Task description
Using the data below, repeat all of it precisely.

Data supplied
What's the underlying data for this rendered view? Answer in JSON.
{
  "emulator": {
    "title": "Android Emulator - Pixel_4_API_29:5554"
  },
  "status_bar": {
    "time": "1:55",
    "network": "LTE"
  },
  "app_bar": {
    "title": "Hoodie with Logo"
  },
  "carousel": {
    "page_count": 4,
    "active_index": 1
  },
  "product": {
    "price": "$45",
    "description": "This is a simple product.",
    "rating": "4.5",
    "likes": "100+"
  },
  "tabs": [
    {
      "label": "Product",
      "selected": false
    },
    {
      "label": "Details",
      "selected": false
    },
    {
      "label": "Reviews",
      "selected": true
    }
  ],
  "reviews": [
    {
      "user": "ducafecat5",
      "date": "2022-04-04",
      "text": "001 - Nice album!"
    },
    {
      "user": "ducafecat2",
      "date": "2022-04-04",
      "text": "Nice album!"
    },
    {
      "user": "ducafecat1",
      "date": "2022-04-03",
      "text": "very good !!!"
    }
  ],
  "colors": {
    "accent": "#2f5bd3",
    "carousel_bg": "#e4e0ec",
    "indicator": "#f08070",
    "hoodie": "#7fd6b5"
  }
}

Output of the task
What's the underlying data for this rendered view? Answer in JSON.
{
  "emulator": {
    "title": "Android Emulator - Pixel_4_API_29:5554"
  },
  "status_bar": {
    "time": "1:55",
    "network": "LTE"
  },
  "app_bar": {
    "title": "Hoodie with Logo"
  },
  "carousel": {
    "page_count": 4,
    "active_index": 1
  },
  "product": {
    "price": "$45",
    "description": "This is a simple product.",
    "rating": "4.5",
    "likes": "100+"
  },
  "tabs": [
    {
      "label": "Product",
      "selected": false
    },
    {
      "label": "Details",
      "selected": false
    },
    {
      "label": "Reviews",
      "selected": true
    }
  ],
  "reviews": [
    {
      "user": "ducafecat5",
      "date": "2022-04-04",
      "text": "001 - Nice album!"
    },
    {
      "user": "ducafecat2",
      "date": "2022-04-04",
      "text": "Nice album!"
    },
    {
      "user": "ducafecat1",
      "date": "2022-04-03",
      "text": "very good !!!"
    }
  ],
  "colors": {
    "accent": "#2f5bd3",
    "carousel_bg": "#e4e0ec",
    "indicator": "#f08070",
    "hoodie": "#7fd6b5"
  }
}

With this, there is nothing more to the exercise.